Items from a data source

.....

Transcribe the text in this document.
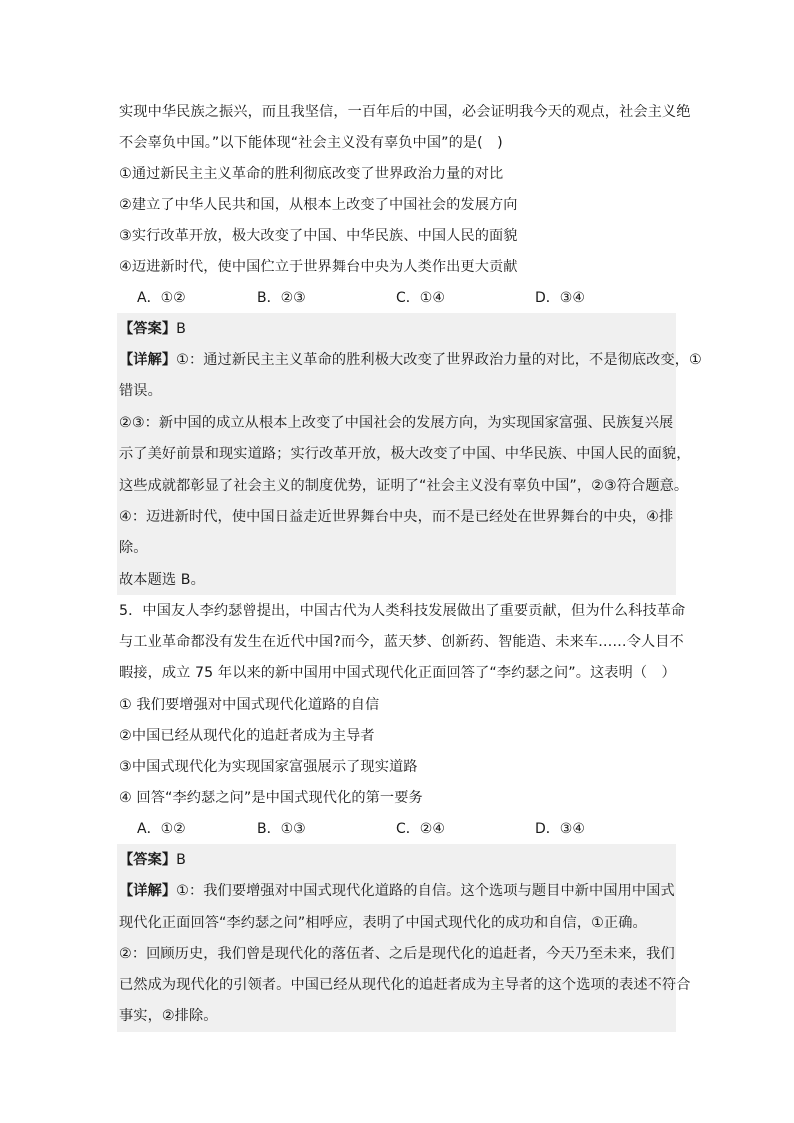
实现中华民族之振兴，而且我坚信，一百年后的中国，必会证明我今天的观点，社会主义绝
不会辜负中国。”以下能体现“社会主义没有辜负中国”的是(　)
①通过新民主主义革命的胜利彻底改变了世界政治力量的对比
②建立了中华人民共和国，从根本上改变了中国社会的发展方向
③实行改革开放，极大改变了中国、中华民族、中国人民的面貌
④迈进新时代，使中国伫立于世界舞台中央为人类作出更大贡献
A．①②	B．②③	C．①④	D．③④
【答案】B
【详解】①：通过新民主主义革命的胜利极大改变了世界政治力量的对比，不是彻底改变，①
错误。
②③：新中国的成立从根本上改变了中国社会的发展方向，为实现国家富强、民族复兴展
示了美好前景和现实道路；实行改革开放，极大改变了中国、中华民族、中国人民的面貌，
这些成就都彰显了社会主义的制度优势，证明了“社会主义没有辜负中国”，②③符合题意。
④：迈进新时代，使中国日益走近世界舞台中央，而不是已经处在世界舞台的中央，④排
除。
故本题选 B。
5．中国友人李约瑟曾提出，中国古代为人类科技发展做出了重要贡献，但为什么科技革命
与工业革命都没有发生在近代中国?而今，蓝天梦、创新药、智能造、未来车……令人目不
暇接，成立 75 年以来的新中国用中国式现代化正面回答了“李约瑟之问”。这表明（　）
① 我们要增强对中国式现代化道路的自信
②中国已经从现代化的追赶者成为主导者
③中国式现代化为实现国家富强展示了现实道路
④ 回答“李约瑟之问”是中国式现代化的第一要务
A．①②	B．①③	C．②④	D．③④
【答案】B
【详解】①：我们要增强对中国式现代化道路的自信。这个选项与题目中新中国用中国式
现代化正面回答“李约瑟之问”相呼应，表明了中国式现代化的成功和自信，①正确。
②：回顾历史，我们曾是现代化的落伍者、之后是现代化的追赶者，今天乃至未来，我们
已然成为现代化的引领者。中国已经从现代化的追赶者成为主导者的这个选项的表述不符合
事实，②排除。
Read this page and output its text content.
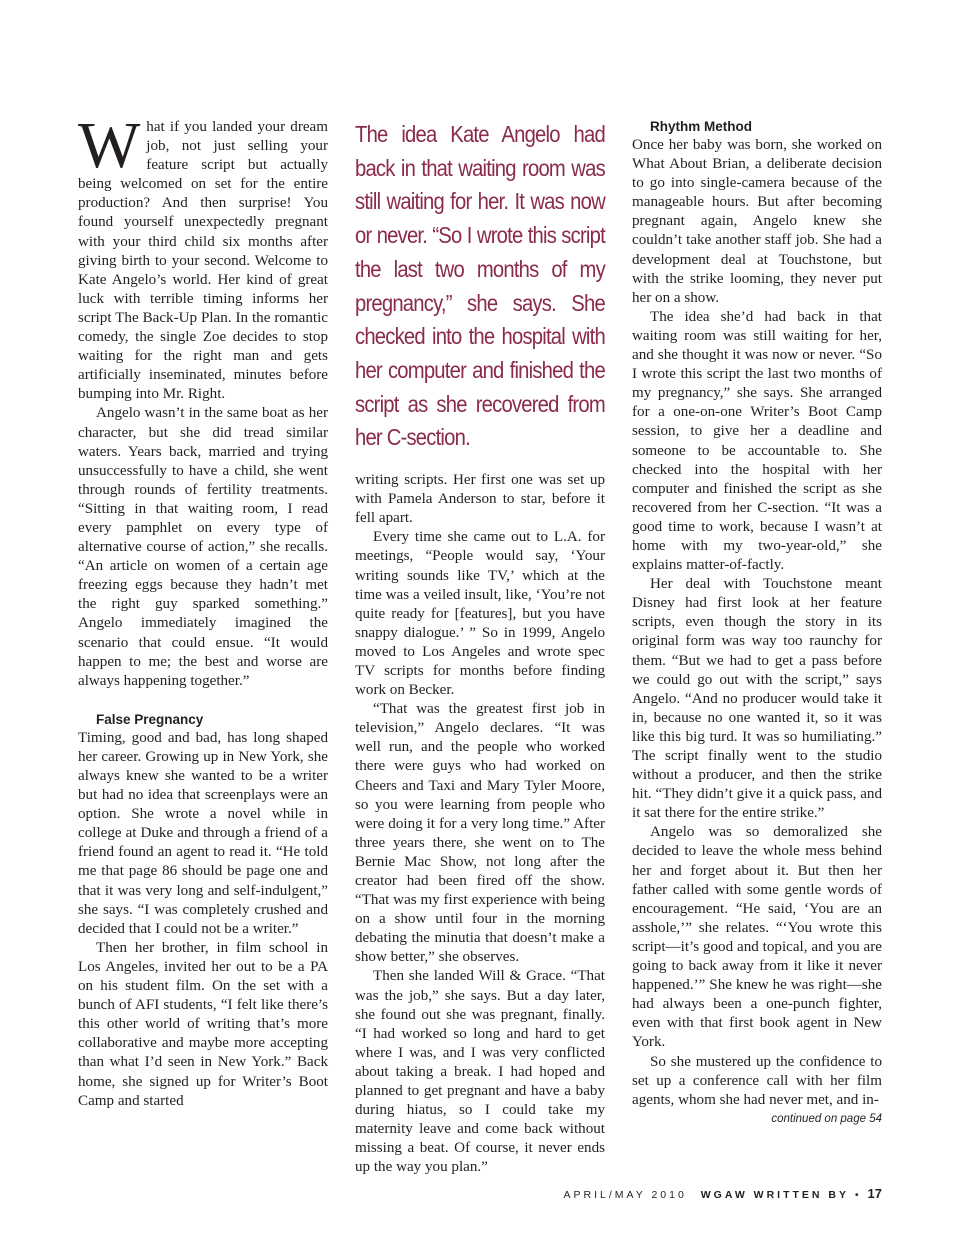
What if you landed your dream job, not just selling your feature script but actually being welcomed on set for the entire production? And then surprise! You found yourself unexpectedly pregnant with your third child six months after giving birth to your second. Welcome to Kate Angelo’s world. Her kind of great luck with terrible timing informs her script The Back-Up Plan. In the romantic comedy, the single Zoe decides to stop waiting for the right man and gets artificially inseminated, minutes before bumping into Mr. Right.

Angelo wasn’t in the same boat as her character, but she did tread similar waters. Years back, married and trying unsuccessfully to have a child, she went through rounds of fertility treatments. “Sitting in that waiting room, I read every pamphlet on every type of alternative course of action,” she recalls. “An article on women of a certain age freezing eggs because they hadn’t met the right guy sparked something.” Angelo immediately imagined the scenario that could ensue. “It would happen to me; the best and worse are always happening together.”

False Pregnancy

Timing, good and bad, has long shaped her career. Growing up in New York, she always knew she wanted to be a writer but had no idea that screenplays were an option. She wrote a novel while in college at Duke and through a friend of a friend found an agent to read it. “He told me that page 86 should be page one and that it was very long and self-indulgent,” she says. “I was completely crushed and decided that I could not be a writer.”

Then her brother, in film school in Los Angeles, invited her out to be a PA on his student film. On the set with a bunch of AFI students, “I felt like there’s this other world of writing that’s more collaborative and maybe more accepting than what I’d seen in New York.” Back home, she signed up for Writer’s Boot Camp and started

The idea Kate Angelo had back in that waiting room was still waiting for her. It was now or never. “So I wrote this script the last two months of my pregnancy,” she says. She checked into the hospital with her computer and finished the script as she recovered from her C-section.

writing scripts. Her first one was set up with Pamela Anderson to star, before it fell apart.

Every time she came out to L.A. for meetings, “People would say, ‘Your writing sounds like TV,’ which at the time was a veiled insult, like, ‘You’re not quite ready for [features], but you have snappy dialogue.’ ” So in 1999, Angelo moved to Los Angeles and wrote spec TV scripts for months before finding work on Becker.

“That was the greatest first job in television,” Angelo declares. “It was well run, and the people who worked there were guys who had worked on Cheers and Taxi and Mary Tyler Moore, so you were learning from people who were doing it for a very long time.” After three years there, she went on to The Bernie Mac Show, not long after the creator had been fired off the show. “That was my first experience with being on a show until four in the morning debating the minutia that doesn’t make a show better,” she observes.

Then she landed Will & Grace. “That was the job,” she says. But a day later, she found out she was pregnant, finally. “I had worked so long and hard to get where I was, and I was very conflicted about taking a break. I had hoped and planned to get pregnant and have a baby during hiatus, so I could take my maternity leave and come back without missing a beat. Of course, it never ends up the way you plan.”

Rhythm Method

Once her baby was born, she worked on What About Brian, a deliberate decision to go into single-camera because of the manageable hours. But after becoming pregnant again, Angelo knew she couldn’t take another staff job. She had a development deal at Touchstone, but with the strike looming, they never put her on a show.

The idea she’d had back in that waiting room was still waiting for her, and she thought it was now or never. “So I wrote this script the last two months of my pregnancy,” she says. She arranged for a one-on-one Writer’s Boot Camp session, to give her a deadline and someone to be accountable to. She checked into the hospital with her computer and finished the script as she recovered from her C-section. “It was a good time to work, because I wasn’t at home with my two-year-old,” she explains matter-of-factly.

Her deal with Touchstone meant Disney had first look at her feature scripts, even though the story in its original form was way too raunchy for them. “But we had to get a pass before we could go out with the script,” says Angelo. “And no producer would take it in, because no one wanted it, so it was like this big turd. It was so humiliating.” The script finally went to the studio without a producer, and then the strike hit. “They didn’t give it a quick pass, and it sat there for the entire strike.”

Angelo was so demoralized she decided to leave the whole mess behind her and forget about it. But then her father called with some gentle words of encouragement. “He said, ‘You are an asshole,’” she relates. “‘You wrote this script—it’s good and topical, and you are going to back away from it like it never happened.’” She knew he was right—she had always been a one-punch fighter, even with that first book agent in New York.

So she mustered up the confidence to set up a conference call with her film agents, whom she had never met, and in-

continued on page 54

APRIL/MAY 2010 WGAW WRITTEN BY • 17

.....

[Your objective]:
Pictures in the records must not appear in the copy; transcribe everything else precisely.

[Problem solution]:
Transcribe the text in this document.
实现中华民族之振兴，而且我坚信，一百年后的中国，必会证明我今天的观点，社会主义绝
不会辜负中国。”以下能体现“社会主义没有辜负中国”的是(　)
①通过新民主主义革命的胜利彻底改变了世界政治力量的对比
②建立了中华人民共和国，从根本上改变了中国社会的发展方向
③实行改革开放，极大改变了中国、中华民族、中国人民的面貌
④迈进新时代，使中国伫立于世界舞台中央为人类作出更大贡献
A．①②	B．②③	C．①④	D．③④
【答案】B
【详解】①：通过新民主主义革命的胜利极大改变了世界政治力量的对比，不是彻底改变，①
错误。
②③：新中国的成立从根本上改变了中国社会的发展方向，为实现国家富强、民族复兴展
示了美好前景和现实道路；实行改革开放，极大改变了中国、中华民族、中国人民的面貌，
这些成就都彰显了社会主义的制度优势，证明了“社会主义没有辜负中国”，②③符合题意。
④：迈进新时代，使中国日益走近世界舞台中央，而不是已经处在世界舞台的中央，④排
除。
故本题选 B。
5．中国友人李约瑟曾提出，中国古代为人类科技发展做出了重要贡献，但为什么科技革命
与工业革命都没有发生在近代中国?而今，蓝天梦、创新药、智能造、未来车……令人目不
暇接，成立 75 年以来的新中国用中国式现代化正面回答了“李约瑟之问”。这表明（　）
① 我们要增强对中国式现代化道路的自信
②中国已经从现代化的追赶者成为主导者
③中国式现代化为实现国家富强展示了现实道路
④ 回答“李约瑟之问”是中国式现代化的第一要务
A．①②	B．①③	C．②④	D．③④
【答案】B
【详解】①：我们要增强对中国式现代化道路的自信。这个选项与题目中新中国用中国式
现代化正面回答“李约瑟之问”相呼应，表明了中国式现代化的成功和自信，①正确。
②：回顾历史，我们曾是现代化的落伍者、之后是现代化的追赶者，今天乃至未来，我们
已然成为现代化的引领者。中国已经从现代化的追赶者成为主导者的这个选项的表述不符合
事实，②排除。
Read this page and output its text content.
What if you landed your dream job, not just selling your feature script but actually being welcomed on set for the entire production? And then surprise! You found yourself unexpectedly pregnant with your third child six months after giving birth to your second. Welcome to Kate Angelo’s world. Her kind of great luck with terrible timing informs her script The Back-Up Plan. In the romantic comedy, the single Zoe decides to stop waiting for the right man and gets artificially inseminated, minutes before bumping into Mr. Right.

Angelo wasn’t in the same boat as her character, but she did tread similar waters. Years back, married and trying unsuccessfully to have a child, she went through rounds of fertility treatments. “Sitting in that waiting room, I read every pamphlet on every type of alternative course of action,” she recalls. “An article on women of a certain age freezing eggs because they hadn’t met the right guy sparked something.” Angelo immediately imagined the scenario that could ensue. “It would happen to me; the best and worse are always happening together.”

False Pregnancy

Timing, good and bad, has long shaped her career. Growing up in New York, she always knew she wanted to be a writer but had no idea that screenplays were an option. She wrote a novel while in college at Duke and through a friend of a friend found an agent to read it. “He told me that page 86 should be page one and that it was very long and self-indulgent,” she says. “I was completely crushed and decided that I could not be a writer.”

Then her brother, in film school in Los Angeles, invited her out to be a PA on his student film. On the set with a bunch of AFI students, “I felt like there’s this other world of writing that’s more collaborative and maybe more accepting than what I’d seen in New York.” Back home, she signed up for Writer’s Boot Camp and started

The idea Kate Angelo had back in that waiting room was still waiting for her. It was now or never. “So I wrote this script the last two months of my pregnancy,” she says. She checked into the hospital with her computer and finished the script as she recovered from her C-section.

writing scripts. Her first one was set up with Pamela Anderson to star, before it fell apart.

Every time she came out to L.A. for meetings, “People would say, ‘Your writing sounds like TV,’ which at the time was a veiled insult, like, ‘You’re not quite ready for [features], but you have snappy dialogue.’ ” So in 1999, Angelo moved to Los Angeles and wrote spec TV scripts for months before finding work on Becker.

“That was the greatest first job in television,” Angelo declares. “It was well run, and the people who worked there were guys who had worked on Cheers and Taxi and Mary Tyler Moore, so you were learning from people who were doing it for a very long time.” After three years there, she went on to The Bernie Mac Show, not long after the creator had been fired off the show. “That was my first experience with being on a show until four in the morning debating the minutia that doesn’t make a show better,” she observes.

Then she landed Will & Grace. “That was the job,” she says. But a day later, she found out she was pregnant, finally. “I had worked so long and hard to get where I was, and I was very conflicted about taking a break. I had hoped and planned to get pregnant and have a baby during hiatus, so I could take my maternity leave and come back without missing a beat. Of course, it never ends up the way you plan.”

Rhythm Method

Once her baby was born, she worked on What About Brian, a deliberate decision to go into single-camera because of the manageable hours. But after becoming pregnant again, Angelo knew she couldn’t take another staff job. She had a development deal at Touchstone, but with the strike looming, they never put her on a show.

The idea she’d had back in that waiting room was still waiting for her, and she thought it was now or never. “So I wrote this script the last two months of my pregnancy,” she says. She arranged for a one-on-one Writer’s Boot Camp session, to give her a deadline and someone to be accountable to. She checked into the hospital with her computer and finished the script as she recovered from her C-section. “It was a good time to work, because I wasn’t at home with my two-year-old,” she explains matter-of-factly.

Her deal with Touchstone meant Disney had first look at her feature scripts, even though the story in its original form was way too raunchy for them. “But we had to get a pass before we could go out with the script,” says Angelo. “And no producer would take it in, because no one wanted it, so it was like this big turd. It was so humiliating.” The script finally went to the studio without a producer, and then the strike hit. “They didn’t give it a quick pass, and it sat there for the entire strike.”

Angelo was so demoralized she decided to leave the whole mess behind her and forget about it. But then her father called with some gentle words of encouragement. “He said, ‘You are an asshole,’” she relates. “‘You wrote this script—it’s good and topical, and you are going to back away from it like it never happened.’” She knew he was right—she had always been a one-punch fighter, even with that first book agent in New York.

So she mustered up the confidence to set up a conference call with her film agents, whom she had never met, and in-

continued on page 54

APRIL/MAY 2010 WGAW WRITTEN BY • 17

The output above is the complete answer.